# WHAT THE TASK ASKS
Check each line of the data for "ateşi", and copy the ones that have it.

# RECORD SET
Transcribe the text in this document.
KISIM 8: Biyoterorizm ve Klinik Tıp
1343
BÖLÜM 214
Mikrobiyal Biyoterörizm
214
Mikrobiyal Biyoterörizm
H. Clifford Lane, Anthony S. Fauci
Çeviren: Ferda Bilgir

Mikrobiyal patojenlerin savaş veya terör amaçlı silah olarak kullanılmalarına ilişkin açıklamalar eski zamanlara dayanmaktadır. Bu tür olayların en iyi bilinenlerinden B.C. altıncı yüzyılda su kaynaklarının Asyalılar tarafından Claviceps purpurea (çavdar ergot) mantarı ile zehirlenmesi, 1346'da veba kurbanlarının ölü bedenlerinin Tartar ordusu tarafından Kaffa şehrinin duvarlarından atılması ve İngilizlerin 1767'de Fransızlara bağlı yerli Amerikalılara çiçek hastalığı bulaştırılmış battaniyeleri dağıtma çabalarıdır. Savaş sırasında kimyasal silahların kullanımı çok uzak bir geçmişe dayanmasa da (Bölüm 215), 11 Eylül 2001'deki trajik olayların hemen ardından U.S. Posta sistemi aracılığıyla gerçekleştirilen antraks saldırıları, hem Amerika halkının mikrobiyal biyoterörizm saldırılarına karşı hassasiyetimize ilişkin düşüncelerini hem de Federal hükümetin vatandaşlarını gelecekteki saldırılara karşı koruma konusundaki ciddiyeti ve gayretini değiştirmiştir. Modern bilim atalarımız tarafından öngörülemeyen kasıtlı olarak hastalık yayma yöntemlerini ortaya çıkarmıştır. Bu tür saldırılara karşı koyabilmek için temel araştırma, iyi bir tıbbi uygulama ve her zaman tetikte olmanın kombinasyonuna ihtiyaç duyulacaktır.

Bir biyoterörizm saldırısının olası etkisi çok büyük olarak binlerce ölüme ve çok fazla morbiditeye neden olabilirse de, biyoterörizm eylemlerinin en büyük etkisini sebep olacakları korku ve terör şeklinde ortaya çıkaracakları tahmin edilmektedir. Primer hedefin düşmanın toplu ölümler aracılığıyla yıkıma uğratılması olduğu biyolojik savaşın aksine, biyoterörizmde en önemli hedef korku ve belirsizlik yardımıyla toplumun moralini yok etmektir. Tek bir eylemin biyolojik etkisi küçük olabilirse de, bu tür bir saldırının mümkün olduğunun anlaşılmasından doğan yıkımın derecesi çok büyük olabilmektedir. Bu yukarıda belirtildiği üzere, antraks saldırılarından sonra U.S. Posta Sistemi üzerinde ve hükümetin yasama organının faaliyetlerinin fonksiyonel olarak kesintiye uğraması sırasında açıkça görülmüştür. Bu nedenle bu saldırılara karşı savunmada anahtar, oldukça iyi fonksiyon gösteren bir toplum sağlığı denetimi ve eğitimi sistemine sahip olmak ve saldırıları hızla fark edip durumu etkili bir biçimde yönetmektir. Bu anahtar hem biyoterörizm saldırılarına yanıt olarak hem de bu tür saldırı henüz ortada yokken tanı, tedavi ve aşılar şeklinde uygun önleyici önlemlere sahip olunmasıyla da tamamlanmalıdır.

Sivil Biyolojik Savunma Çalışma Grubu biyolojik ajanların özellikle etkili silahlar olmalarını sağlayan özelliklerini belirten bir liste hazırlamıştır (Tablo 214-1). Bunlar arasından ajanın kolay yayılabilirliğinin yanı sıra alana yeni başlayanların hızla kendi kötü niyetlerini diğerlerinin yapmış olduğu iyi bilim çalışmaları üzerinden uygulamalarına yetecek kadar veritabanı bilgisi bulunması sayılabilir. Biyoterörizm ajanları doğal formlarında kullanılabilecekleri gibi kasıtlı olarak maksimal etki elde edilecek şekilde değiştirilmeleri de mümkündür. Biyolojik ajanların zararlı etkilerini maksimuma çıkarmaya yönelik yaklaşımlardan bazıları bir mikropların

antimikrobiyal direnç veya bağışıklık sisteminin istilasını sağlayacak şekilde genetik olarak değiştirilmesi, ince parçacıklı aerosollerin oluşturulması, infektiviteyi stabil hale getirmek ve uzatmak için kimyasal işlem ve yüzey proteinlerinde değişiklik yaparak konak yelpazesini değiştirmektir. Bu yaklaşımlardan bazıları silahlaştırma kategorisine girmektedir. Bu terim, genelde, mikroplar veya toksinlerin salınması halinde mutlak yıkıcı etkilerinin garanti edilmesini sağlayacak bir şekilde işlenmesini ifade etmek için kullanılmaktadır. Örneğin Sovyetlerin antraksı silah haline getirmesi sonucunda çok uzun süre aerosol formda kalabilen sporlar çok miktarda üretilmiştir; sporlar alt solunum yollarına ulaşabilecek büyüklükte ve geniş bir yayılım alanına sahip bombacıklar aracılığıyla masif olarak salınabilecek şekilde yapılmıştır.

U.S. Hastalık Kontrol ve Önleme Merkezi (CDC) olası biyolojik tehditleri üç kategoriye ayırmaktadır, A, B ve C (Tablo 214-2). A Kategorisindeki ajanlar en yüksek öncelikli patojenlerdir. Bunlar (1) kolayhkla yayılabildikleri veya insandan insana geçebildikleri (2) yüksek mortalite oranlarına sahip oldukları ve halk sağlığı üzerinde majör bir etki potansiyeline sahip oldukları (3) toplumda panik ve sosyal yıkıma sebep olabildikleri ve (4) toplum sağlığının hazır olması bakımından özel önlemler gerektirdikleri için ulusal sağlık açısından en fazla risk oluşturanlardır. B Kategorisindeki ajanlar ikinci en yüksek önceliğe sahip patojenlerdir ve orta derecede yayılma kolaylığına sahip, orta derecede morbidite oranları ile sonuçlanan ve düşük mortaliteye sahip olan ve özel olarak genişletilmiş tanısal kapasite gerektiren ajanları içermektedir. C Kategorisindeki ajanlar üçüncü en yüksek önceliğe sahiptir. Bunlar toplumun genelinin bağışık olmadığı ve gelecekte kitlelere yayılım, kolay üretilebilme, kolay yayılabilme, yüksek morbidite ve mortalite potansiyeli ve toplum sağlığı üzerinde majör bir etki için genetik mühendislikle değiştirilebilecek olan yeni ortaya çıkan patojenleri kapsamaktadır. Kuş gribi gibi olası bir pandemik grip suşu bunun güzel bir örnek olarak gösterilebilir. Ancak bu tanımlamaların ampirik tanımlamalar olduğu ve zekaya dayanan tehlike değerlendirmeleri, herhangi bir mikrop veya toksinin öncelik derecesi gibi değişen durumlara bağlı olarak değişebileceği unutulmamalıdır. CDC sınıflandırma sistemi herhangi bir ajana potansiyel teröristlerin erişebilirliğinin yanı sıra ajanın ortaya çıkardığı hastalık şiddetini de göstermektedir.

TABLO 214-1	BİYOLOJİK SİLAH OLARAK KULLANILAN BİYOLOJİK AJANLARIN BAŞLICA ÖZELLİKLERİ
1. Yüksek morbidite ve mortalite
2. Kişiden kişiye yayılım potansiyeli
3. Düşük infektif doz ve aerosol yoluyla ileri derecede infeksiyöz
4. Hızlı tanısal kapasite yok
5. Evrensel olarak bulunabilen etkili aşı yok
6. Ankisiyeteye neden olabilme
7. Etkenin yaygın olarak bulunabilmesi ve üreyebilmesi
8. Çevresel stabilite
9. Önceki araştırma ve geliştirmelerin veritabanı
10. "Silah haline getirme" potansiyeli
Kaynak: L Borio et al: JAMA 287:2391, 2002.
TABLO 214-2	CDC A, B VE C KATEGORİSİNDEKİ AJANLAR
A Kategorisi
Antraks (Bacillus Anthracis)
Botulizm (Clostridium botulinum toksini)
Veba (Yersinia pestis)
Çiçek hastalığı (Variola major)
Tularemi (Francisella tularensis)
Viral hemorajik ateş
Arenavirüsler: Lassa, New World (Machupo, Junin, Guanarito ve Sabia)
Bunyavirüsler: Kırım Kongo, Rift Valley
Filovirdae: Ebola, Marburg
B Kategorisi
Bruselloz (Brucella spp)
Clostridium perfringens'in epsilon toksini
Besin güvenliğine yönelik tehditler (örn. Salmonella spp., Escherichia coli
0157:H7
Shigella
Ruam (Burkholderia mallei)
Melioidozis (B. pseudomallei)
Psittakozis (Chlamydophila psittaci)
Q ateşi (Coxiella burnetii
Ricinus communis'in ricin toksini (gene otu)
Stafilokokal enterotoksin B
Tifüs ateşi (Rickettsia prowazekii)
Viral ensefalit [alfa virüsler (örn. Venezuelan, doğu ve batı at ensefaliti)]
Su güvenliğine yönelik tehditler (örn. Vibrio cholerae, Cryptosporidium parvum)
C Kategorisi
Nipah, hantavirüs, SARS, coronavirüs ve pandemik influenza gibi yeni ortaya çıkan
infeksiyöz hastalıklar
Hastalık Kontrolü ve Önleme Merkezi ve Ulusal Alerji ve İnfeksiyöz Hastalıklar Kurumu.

# SOLUTION FOR THIS EXERCISE
Q ateşi (Coxiella burnetii
Tifüs ateşi (Rickettsia prowazekii)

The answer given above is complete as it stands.